Requirements:
Find the lines containing the word "arts" and copy every one of them.

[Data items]
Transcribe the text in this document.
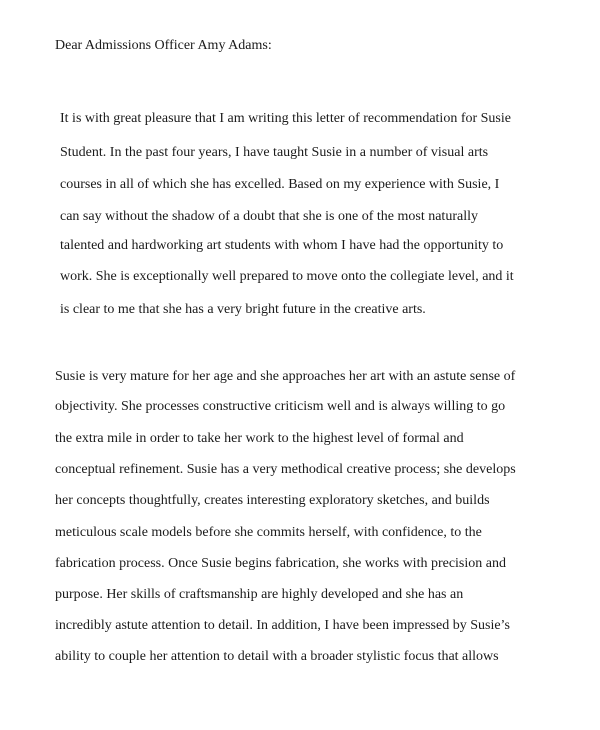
Dear Admissions Officer Amy Adams:
It is with great pleasure that I am writing this letter of recommendation for Susie
Student. In the past four years, I have taught Susie in a number of visual arts
courses in all of which she has excelled. Based on my experience with Susie, I
can say without the shadow of a doubt that she is one of the most naturally
talented and hardworking art students with whom I have had the opportunity to
work. She is exceptionally well prepared to move onto the collegiate level, and it
is clear to me that she has a very bright future in the creative arts.
Susie is very mature for her age and she approaches her art with an astute sense of
objectivity. She processes constructive criticism well and is always willing to go
the extra mile in order to take her work to the highest level of formal and
conceptual refinement. Susie has a very methodical creative process; she develops
her concepts thoughtfully, creates interesting exploratory sketches, and builds
meticulous scale models before she commits herself, with confidence, to the
fabrication process. Once Susie begins fabrication, she works with precision and
purpose. Her skills of craftsmanship are highly developed and she has an
incredibly astute attention to detail. In addition, I have been impressed by Susie’s
ability to couple her attention to detail with a broader stylistic focus that allows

Solution to the exercise:
Student. In the past four years, I have taught Susie in a number of visual arts
is clear to me that she has a very bright future in the creative arts.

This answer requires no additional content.